• _Task to carry out_: Gather, from the data below, each line in which the word "quella" occurs.

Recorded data
########

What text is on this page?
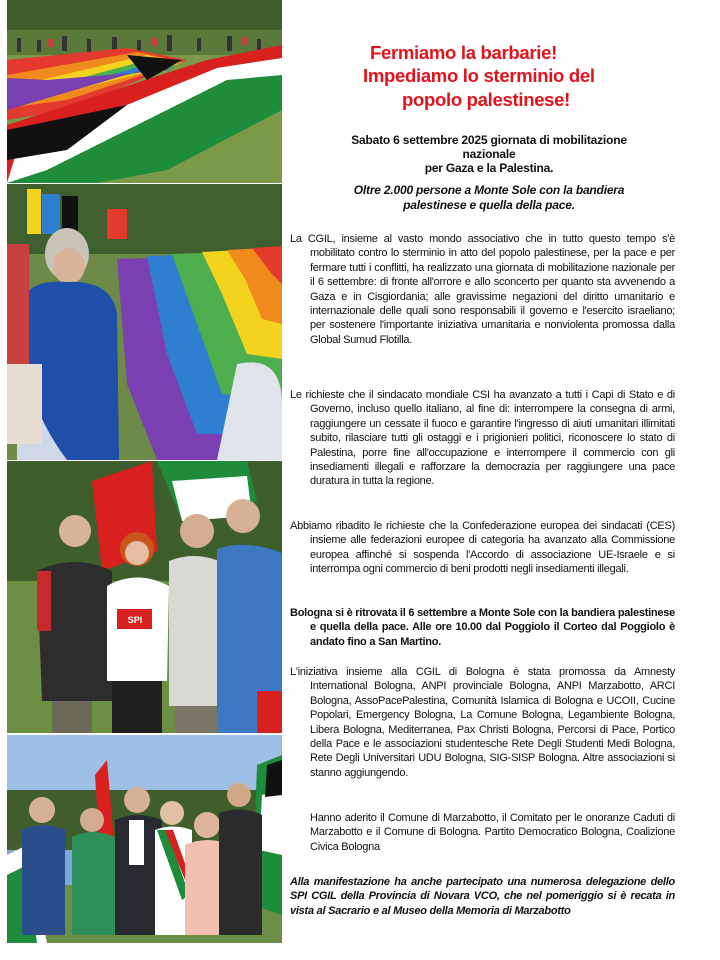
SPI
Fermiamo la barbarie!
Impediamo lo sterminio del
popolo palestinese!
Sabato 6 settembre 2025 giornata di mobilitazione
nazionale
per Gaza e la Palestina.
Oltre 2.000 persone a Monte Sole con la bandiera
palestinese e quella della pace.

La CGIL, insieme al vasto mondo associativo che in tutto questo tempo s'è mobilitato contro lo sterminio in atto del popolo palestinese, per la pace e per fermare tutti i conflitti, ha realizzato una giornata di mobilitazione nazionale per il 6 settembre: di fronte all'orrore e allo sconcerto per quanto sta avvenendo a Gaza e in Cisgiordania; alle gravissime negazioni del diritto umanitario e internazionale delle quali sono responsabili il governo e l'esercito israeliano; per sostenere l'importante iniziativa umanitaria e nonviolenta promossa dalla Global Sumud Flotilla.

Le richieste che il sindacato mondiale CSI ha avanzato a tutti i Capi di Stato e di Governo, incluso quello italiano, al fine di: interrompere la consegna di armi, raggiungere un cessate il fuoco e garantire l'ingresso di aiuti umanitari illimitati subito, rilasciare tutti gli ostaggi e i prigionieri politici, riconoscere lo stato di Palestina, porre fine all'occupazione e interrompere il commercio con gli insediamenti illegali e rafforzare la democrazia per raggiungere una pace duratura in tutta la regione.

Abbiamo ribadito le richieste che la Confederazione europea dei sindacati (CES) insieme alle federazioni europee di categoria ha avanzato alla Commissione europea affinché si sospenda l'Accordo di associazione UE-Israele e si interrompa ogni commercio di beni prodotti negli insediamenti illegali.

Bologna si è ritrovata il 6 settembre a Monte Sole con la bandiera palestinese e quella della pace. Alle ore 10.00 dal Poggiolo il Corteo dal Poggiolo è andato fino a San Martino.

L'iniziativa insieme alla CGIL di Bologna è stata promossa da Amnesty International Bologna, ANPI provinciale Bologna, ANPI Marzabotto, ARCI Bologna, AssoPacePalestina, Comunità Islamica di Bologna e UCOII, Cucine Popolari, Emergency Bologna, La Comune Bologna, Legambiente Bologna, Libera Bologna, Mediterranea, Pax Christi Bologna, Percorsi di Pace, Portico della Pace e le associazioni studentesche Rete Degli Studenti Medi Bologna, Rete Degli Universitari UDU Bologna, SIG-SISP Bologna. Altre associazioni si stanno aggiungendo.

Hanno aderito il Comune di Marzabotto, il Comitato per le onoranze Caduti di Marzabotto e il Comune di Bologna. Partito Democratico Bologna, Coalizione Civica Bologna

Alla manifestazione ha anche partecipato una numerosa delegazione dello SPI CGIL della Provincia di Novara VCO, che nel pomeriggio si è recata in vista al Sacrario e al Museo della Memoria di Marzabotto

########

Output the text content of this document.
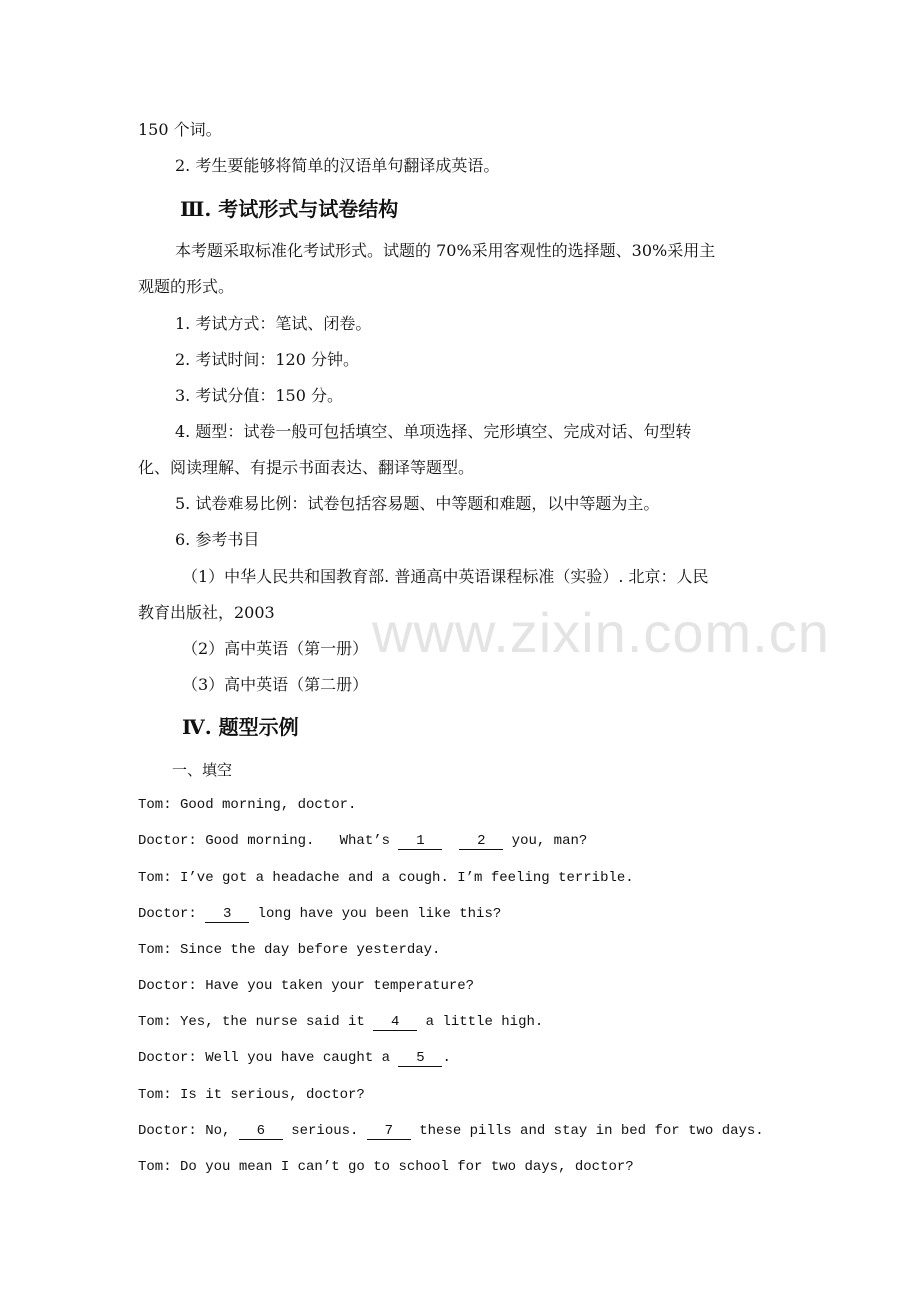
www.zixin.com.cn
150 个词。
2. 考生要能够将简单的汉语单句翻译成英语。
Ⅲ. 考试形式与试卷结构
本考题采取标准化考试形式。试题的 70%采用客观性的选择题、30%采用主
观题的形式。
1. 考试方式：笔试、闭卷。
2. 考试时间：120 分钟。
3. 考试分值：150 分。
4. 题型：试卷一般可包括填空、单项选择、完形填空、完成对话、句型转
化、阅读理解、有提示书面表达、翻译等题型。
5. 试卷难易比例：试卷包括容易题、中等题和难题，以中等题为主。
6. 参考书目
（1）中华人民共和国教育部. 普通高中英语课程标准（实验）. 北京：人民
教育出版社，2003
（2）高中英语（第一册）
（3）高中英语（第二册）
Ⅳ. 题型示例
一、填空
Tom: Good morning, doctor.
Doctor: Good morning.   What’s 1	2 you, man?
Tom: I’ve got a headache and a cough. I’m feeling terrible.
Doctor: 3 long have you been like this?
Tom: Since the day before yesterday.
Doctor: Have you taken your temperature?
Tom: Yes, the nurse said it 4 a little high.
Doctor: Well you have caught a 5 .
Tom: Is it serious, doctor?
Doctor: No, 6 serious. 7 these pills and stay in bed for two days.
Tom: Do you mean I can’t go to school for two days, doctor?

########

• _Correct response_:
palestinese e quella della pace.
Bologna si è ritrovata il 6 settembre a Monte Sole con la bandiera palestinese e quella della pace. Alle ore 10.00 dal Poggiolo il Corteo dal Poggiolo è andato fino a San Martino.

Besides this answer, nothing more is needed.